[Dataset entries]
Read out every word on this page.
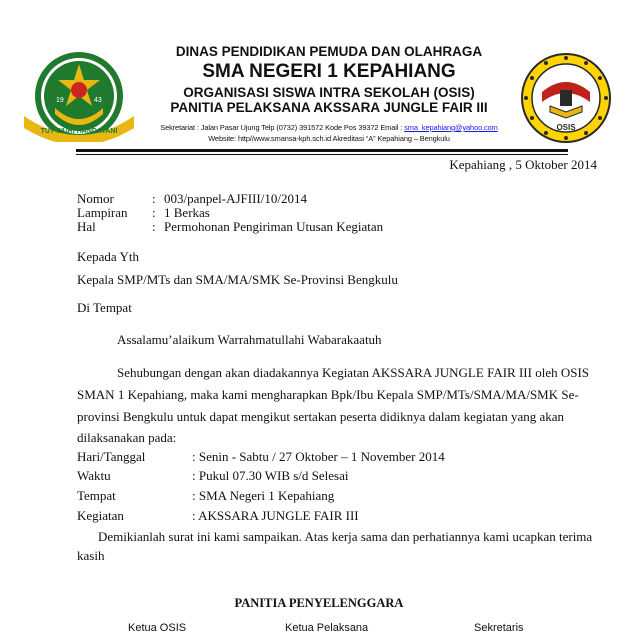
19	43
TUT WURI HANDAYANI	OSIS
DINAS PENDIDIKAN PEMUDA DAN OLAHRAGA
SMA NEGERI 1 KEPAHIANG
ORGANISASI SISWA INTRA SEKOLAH (OSIS)
PANITIA PELAKSANA AKSSARA JUNGLE FAIR III
Sekretariat : Jalan Pasar Ujung Telp (0732) 391572 Kode Pos 39372 Email : sma_kepahiang@yahoo.com
Website: http//www.smansa-kph.sch.id Akreditasi “A” Kepahiang – Bengkulu
Kepahiang , 5 Oktober 2014
Nomor	: 003/panpel-AJFIII/10/2014
Lampiran : 1 Berkas
Hal	: Permohonan Pengiriman Utusan Kegiatan
Kepada Yth
Kepala SMP/MTs dan SMA/MA/SMK Se-Provinsi Bengkulu
Di Tempat
Assalamu’alaikum Warrahmatullahi Wabarakaatuh
Sehubungan dengan akan diadakannya Kegiatan AKSSARA JUNGLE FAIR III oleh OSIS
SMAN 1 Kepahiang, maka kami mengharapkan Bpk/Ibu Kepala SMP/MTs/SMA/MA/SMK Se-
provinsi Bengkulu untuk dapat mengikut sertakan peserta didiknya dalam kegiatan yang akan
dilaksanakan pada:
Hari/Tanggal	: Senin - Sabtu / 27 Oktober – 1 November 2014
Waktu	: Pukul 07.30 WIB s/d Selesai
Tempat	: SMA Negeri 1 Kepahiang
Kegiatan	: AKSSARA JUNGLE FAIR III
Demikianlah surat ini kami sampaikan. Atas kerja sama dan perhatiannya kami ucapkan terima
kasih
PANITIA PENYELENGGARA
Ketua OSIS	Ketua Pelaksana	Sekretaris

Task description
Without including any pictures, output all the entries above exactly.

Exercise response
Read out every word on this page.
19	43
TUT WURI HANDAYANI	OSIS
DINAS PENDIDIKAN PEMUDA DAN OLAHRAGA
SMA NEGERI 1 KEPAHIANG
ORGANISASI SISWA INTRA SEKOLAH (OSIS)
PANITIA PELAKSANA AKSSARA JUNGLE FAIR III
Sekretariat : Jalan Pasar Ujung Telp (0732) 391572 Kode Pos 39372 Email : sma_kepahiang@yahoo.com
Website: http//www.smansa-kph.sch.id Akreditasi “A” Kepahiang – Bengkulu
Kepahiang , 5 Oktober 2014
Nomor	: 003/panpel-AJFIII/10/2014
Lampiran : 1 Berkas
Hal	: Permohonan Pengiriman Utusan Kegiatan
Kepada Yth
Kepala SMP/MTs dan SMA/MA/SMK Se-Provinsi Bengkulu
Di Tempat
Assalamu’alaikum Warrahmatullahi Wabarakaatuh
Sehubungan dengan akan diadakannya Kegiatan AKSSARA JUNGLE FAIR III oleh OSIS
SMAN 1 Kepahiang, maka kami mengharapkan Bpk/Ibu Kepala SMP/MTs/SMA/MA/SMK Se-
provinsi Bengkulu untuk dapat mengikut sertakan peserta didiknya dalam kegiatan yang akan
dilaksanakan pada:
Hari/Tanggal	: Senin - Sabtu / 27 Oktober – 1 November 2014
Waktu	: Pukul 07.30 WIB s/d Selesai
Tempat	: SMA Negeri 1 Kepahiang
Kegiatan	: AKSSARA JUNGLE FAIR III
Demikianlah surat ini kami sampaikan. Atas kerja sama dan perhatiannya kami ucapkan terima
kasih
PANITIA PENYELENGGARA
Ketua OSIS	Ketua Pelaksana	Sekretaris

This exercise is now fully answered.